━━━━━ Data listing

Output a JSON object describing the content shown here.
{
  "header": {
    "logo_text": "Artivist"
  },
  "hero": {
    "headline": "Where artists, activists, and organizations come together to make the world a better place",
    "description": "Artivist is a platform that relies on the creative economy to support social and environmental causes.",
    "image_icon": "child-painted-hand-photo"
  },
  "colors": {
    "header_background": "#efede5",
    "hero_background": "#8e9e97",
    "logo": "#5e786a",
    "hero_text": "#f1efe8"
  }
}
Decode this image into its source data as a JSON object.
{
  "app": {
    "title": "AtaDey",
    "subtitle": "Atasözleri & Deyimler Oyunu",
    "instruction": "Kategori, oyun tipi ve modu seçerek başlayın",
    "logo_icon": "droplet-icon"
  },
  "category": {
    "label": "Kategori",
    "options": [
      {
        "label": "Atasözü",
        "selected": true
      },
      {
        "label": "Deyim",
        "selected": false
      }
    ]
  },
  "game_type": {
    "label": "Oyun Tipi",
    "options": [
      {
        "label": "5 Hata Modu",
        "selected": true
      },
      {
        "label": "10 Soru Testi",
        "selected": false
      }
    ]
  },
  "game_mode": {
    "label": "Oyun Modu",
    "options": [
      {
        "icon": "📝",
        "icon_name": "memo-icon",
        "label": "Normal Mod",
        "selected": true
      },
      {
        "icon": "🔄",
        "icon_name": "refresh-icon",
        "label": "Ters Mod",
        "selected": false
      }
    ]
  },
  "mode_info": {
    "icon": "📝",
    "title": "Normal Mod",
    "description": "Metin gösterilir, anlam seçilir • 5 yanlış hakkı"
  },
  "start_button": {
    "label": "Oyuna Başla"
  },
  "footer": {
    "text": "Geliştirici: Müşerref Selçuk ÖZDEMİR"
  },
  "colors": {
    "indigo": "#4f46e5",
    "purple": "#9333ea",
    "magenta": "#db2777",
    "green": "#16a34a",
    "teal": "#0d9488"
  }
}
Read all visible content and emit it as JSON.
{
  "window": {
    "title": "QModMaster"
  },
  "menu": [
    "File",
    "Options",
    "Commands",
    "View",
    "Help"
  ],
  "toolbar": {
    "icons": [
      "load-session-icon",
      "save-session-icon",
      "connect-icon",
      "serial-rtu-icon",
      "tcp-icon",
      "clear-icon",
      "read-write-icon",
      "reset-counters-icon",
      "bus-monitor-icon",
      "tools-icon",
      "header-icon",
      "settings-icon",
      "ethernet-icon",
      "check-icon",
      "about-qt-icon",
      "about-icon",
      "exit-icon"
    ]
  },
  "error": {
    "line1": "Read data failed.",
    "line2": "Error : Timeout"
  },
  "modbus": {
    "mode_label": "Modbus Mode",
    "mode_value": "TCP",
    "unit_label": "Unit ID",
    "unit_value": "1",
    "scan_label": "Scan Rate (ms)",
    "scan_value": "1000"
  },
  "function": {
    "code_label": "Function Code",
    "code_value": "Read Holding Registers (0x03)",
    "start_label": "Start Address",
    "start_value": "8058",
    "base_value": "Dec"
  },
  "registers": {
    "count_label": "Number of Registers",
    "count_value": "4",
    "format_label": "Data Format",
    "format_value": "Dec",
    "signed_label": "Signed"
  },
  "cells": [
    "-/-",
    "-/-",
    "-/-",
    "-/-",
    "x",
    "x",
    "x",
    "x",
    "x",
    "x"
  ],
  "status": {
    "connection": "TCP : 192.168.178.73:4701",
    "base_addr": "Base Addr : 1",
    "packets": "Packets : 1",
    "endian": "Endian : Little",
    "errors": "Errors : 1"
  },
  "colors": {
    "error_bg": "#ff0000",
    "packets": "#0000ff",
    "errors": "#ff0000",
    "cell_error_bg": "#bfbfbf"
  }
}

━━━━━━━━━━

What is expected:
Using the records given above, list every line that includes the word "description".

Problem solution:
    "description": "Artivist is a platform that relies on the creative economy to support social and environmental causes.",
    "description": "Metin gösterilir, anlam seçilir • 5 yanlış hakkı"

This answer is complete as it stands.